[Start of Data extract]

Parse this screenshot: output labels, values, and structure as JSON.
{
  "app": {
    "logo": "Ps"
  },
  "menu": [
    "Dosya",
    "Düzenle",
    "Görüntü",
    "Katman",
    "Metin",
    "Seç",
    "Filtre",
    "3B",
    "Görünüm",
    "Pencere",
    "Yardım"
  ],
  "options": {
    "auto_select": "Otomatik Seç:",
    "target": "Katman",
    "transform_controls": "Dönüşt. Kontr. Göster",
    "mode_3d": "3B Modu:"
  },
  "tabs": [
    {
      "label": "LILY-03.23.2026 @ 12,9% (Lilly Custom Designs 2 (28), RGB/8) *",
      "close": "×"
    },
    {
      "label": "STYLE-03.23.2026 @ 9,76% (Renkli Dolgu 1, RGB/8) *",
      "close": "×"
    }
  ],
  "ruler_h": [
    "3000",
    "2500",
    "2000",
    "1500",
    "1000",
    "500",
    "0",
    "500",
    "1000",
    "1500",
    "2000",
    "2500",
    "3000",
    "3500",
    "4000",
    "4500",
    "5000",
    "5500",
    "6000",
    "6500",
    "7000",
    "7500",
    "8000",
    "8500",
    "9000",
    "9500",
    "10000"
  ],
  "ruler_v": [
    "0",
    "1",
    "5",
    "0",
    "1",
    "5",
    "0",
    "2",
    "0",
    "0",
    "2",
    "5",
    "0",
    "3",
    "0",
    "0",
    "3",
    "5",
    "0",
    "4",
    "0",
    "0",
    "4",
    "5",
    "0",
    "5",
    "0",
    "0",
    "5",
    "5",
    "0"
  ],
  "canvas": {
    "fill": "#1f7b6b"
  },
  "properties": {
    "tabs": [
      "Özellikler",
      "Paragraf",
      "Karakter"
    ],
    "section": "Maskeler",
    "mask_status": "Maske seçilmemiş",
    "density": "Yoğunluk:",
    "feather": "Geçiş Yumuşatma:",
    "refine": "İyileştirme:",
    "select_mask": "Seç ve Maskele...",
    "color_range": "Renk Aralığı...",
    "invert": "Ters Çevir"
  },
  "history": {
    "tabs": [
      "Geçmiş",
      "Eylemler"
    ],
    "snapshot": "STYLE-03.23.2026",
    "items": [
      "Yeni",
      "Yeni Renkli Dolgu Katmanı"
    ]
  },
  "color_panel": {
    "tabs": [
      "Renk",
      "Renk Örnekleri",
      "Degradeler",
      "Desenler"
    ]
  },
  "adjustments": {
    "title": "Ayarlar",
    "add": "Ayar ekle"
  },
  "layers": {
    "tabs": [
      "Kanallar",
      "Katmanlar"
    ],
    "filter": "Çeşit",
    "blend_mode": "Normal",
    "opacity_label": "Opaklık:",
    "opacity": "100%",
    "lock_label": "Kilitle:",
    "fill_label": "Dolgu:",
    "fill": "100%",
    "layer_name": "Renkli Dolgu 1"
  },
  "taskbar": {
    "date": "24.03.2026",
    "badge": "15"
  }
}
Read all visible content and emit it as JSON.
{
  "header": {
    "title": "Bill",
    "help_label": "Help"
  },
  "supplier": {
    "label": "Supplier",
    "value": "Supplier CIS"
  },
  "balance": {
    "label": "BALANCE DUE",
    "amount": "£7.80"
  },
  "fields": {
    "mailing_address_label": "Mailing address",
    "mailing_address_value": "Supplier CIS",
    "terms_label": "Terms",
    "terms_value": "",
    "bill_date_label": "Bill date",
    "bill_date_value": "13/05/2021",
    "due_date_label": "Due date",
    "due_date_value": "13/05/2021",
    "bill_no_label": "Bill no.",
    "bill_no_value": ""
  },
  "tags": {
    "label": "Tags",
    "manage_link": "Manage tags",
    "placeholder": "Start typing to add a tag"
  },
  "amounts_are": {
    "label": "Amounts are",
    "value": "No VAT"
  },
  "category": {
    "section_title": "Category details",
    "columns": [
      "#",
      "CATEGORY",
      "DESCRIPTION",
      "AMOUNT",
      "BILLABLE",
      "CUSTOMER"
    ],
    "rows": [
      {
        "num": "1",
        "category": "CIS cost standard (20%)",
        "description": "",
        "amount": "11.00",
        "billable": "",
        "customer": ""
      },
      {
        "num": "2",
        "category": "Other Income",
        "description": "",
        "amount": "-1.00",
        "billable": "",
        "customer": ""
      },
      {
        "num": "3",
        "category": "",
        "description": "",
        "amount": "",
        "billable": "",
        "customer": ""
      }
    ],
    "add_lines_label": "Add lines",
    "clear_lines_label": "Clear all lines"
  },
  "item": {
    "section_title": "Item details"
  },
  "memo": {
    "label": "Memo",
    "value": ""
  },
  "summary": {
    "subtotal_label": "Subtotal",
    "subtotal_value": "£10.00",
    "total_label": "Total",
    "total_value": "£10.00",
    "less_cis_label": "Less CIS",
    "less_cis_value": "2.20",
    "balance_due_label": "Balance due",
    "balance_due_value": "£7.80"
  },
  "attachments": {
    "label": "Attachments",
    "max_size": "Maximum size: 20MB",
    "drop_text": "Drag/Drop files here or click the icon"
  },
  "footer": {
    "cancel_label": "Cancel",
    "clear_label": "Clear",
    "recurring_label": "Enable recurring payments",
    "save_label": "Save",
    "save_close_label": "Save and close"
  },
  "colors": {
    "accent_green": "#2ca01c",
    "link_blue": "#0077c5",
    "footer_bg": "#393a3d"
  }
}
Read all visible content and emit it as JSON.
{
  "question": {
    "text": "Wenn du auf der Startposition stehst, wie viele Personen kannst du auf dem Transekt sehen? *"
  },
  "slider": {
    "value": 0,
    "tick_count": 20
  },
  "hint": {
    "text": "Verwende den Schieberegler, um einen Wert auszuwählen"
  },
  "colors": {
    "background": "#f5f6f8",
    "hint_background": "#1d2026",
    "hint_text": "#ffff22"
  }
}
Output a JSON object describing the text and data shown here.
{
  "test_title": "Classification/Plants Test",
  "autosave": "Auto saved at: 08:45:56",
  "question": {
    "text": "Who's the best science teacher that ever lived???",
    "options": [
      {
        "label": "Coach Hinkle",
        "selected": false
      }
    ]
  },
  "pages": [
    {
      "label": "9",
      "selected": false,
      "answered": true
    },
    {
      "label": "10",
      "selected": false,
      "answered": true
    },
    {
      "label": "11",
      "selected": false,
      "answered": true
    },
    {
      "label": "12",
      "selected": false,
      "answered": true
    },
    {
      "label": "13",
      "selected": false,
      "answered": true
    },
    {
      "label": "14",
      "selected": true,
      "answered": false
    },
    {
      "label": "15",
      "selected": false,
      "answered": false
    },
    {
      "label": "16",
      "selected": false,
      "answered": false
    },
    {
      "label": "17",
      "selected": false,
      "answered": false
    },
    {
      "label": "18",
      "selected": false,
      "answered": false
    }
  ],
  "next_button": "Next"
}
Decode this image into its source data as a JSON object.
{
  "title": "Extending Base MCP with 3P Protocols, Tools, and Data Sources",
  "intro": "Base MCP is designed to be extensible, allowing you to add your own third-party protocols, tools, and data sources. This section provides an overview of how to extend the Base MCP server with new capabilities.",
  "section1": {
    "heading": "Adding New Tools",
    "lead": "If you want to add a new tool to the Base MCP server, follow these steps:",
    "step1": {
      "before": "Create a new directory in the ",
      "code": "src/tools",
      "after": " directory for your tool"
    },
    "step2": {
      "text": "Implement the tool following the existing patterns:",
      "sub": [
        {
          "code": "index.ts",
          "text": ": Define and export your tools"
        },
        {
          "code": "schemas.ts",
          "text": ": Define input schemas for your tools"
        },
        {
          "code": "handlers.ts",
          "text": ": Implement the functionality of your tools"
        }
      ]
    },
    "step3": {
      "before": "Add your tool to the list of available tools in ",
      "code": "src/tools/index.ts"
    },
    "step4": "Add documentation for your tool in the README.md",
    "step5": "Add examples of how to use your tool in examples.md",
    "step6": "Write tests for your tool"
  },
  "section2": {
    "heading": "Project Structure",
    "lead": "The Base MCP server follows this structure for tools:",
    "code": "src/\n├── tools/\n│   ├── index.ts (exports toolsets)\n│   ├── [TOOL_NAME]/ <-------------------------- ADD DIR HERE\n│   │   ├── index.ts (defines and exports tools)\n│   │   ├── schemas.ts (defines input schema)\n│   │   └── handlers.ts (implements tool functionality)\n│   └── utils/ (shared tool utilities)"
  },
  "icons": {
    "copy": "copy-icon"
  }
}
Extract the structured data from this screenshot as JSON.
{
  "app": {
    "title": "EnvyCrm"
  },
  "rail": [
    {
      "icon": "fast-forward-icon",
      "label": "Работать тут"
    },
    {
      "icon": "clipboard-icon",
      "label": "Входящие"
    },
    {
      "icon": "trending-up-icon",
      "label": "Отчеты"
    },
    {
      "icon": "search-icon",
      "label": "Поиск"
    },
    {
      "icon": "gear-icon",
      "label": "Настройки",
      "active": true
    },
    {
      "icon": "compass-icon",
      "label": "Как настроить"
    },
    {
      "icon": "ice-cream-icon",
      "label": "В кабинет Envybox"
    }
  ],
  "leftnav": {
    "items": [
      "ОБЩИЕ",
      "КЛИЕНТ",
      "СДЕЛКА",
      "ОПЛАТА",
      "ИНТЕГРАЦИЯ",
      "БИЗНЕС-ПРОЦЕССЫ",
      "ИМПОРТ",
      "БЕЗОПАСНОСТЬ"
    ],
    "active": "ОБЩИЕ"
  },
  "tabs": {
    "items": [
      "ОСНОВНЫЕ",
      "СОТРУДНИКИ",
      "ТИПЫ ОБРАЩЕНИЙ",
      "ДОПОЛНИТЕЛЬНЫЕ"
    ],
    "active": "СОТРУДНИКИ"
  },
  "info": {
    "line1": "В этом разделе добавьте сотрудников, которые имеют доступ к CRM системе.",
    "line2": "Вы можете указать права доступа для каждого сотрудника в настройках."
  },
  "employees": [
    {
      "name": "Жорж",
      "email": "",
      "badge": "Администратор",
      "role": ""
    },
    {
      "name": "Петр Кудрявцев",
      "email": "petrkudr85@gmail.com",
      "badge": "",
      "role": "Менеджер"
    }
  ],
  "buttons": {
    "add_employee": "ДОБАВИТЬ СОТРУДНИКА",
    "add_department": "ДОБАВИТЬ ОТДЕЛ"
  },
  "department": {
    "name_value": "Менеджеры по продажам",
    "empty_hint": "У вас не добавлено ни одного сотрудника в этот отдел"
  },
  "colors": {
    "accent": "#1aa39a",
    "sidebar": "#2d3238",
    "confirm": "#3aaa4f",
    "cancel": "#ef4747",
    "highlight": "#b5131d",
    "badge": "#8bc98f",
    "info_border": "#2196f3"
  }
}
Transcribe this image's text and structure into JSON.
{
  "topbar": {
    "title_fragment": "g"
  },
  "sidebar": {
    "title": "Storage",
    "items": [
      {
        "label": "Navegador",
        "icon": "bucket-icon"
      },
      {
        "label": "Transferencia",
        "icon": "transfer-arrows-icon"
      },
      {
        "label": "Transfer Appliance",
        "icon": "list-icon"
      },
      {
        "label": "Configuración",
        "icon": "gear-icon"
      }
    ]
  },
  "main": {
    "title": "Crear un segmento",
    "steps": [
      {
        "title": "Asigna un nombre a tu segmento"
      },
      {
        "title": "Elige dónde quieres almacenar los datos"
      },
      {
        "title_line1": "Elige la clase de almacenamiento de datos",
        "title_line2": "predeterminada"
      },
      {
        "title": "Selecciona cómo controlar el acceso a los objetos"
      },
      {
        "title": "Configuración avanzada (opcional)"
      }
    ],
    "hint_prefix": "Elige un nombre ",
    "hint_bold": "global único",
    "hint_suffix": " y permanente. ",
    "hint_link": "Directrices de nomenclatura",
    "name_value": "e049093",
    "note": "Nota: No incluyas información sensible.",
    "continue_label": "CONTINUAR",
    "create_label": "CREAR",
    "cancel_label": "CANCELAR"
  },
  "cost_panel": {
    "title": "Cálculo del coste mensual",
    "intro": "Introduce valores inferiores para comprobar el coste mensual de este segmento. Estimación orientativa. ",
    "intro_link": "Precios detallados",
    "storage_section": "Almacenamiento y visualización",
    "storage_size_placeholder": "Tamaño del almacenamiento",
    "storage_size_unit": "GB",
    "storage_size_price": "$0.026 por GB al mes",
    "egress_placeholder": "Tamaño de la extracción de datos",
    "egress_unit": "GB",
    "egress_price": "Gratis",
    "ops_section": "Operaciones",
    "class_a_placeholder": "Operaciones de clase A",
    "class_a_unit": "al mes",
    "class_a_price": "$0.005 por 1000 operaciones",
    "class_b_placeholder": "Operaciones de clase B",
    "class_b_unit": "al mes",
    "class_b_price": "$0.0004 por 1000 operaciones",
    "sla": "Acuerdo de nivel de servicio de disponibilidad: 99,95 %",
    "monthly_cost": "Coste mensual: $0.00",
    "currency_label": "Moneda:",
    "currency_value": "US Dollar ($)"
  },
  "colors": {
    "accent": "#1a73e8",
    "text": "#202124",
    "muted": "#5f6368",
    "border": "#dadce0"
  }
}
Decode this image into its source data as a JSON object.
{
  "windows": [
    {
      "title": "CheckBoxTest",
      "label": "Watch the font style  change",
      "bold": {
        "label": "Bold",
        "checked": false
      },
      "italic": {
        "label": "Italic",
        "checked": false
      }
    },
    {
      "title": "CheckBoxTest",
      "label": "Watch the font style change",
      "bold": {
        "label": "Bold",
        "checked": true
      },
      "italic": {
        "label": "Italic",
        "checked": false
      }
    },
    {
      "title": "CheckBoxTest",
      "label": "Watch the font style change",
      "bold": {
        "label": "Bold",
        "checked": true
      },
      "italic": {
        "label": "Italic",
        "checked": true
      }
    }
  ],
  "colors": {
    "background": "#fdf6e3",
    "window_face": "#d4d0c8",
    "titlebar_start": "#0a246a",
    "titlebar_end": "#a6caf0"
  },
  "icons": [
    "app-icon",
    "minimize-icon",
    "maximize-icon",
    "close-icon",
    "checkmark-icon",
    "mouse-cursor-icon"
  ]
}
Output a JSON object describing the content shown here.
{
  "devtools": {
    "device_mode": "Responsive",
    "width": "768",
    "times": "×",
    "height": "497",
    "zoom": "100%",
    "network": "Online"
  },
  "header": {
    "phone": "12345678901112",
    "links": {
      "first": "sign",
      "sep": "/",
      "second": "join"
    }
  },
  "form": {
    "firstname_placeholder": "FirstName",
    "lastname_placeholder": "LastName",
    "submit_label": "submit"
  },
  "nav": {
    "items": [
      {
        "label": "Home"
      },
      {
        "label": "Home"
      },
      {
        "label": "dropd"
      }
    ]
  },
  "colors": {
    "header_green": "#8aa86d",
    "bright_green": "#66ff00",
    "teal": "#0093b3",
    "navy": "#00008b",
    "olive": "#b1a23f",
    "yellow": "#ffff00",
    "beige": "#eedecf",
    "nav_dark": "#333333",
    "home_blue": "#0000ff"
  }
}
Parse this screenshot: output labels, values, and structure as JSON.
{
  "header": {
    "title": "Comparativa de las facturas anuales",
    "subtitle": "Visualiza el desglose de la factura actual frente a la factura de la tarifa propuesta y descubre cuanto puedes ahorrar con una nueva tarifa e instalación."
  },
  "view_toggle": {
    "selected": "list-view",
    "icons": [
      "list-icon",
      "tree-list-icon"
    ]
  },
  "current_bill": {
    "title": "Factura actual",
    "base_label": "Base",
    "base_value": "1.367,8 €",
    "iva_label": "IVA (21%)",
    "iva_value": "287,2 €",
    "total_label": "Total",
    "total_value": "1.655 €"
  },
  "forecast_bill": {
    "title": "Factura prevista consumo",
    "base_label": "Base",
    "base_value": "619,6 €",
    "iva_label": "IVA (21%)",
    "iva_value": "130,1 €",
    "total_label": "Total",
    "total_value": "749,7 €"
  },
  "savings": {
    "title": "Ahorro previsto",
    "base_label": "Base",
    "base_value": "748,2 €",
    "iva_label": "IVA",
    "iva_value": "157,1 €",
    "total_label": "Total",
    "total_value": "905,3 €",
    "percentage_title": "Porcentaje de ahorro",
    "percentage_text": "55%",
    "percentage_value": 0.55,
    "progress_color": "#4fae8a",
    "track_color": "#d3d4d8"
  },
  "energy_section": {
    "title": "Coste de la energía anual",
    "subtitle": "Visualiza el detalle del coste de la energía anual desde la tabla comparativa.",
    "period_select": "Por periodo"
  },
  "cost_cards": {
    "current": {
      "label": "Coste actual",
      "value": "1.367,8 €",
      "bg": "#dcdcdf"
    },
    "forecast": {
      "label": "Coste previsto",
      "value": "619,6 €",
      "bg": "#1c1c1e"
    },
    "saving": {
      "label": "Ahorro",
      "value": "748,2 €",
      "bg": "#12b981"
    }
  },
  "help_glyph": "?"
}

[End of Data extract]

__The request__
In the lines above, locate the string "list". Copy every line where it occurs.

__Solution below__
      "before": "Add your tool to the list of available tools in ",
        "icon": "list-icon"
    "selected": "list-view",
      "list-icon",
      "tree-list-icon"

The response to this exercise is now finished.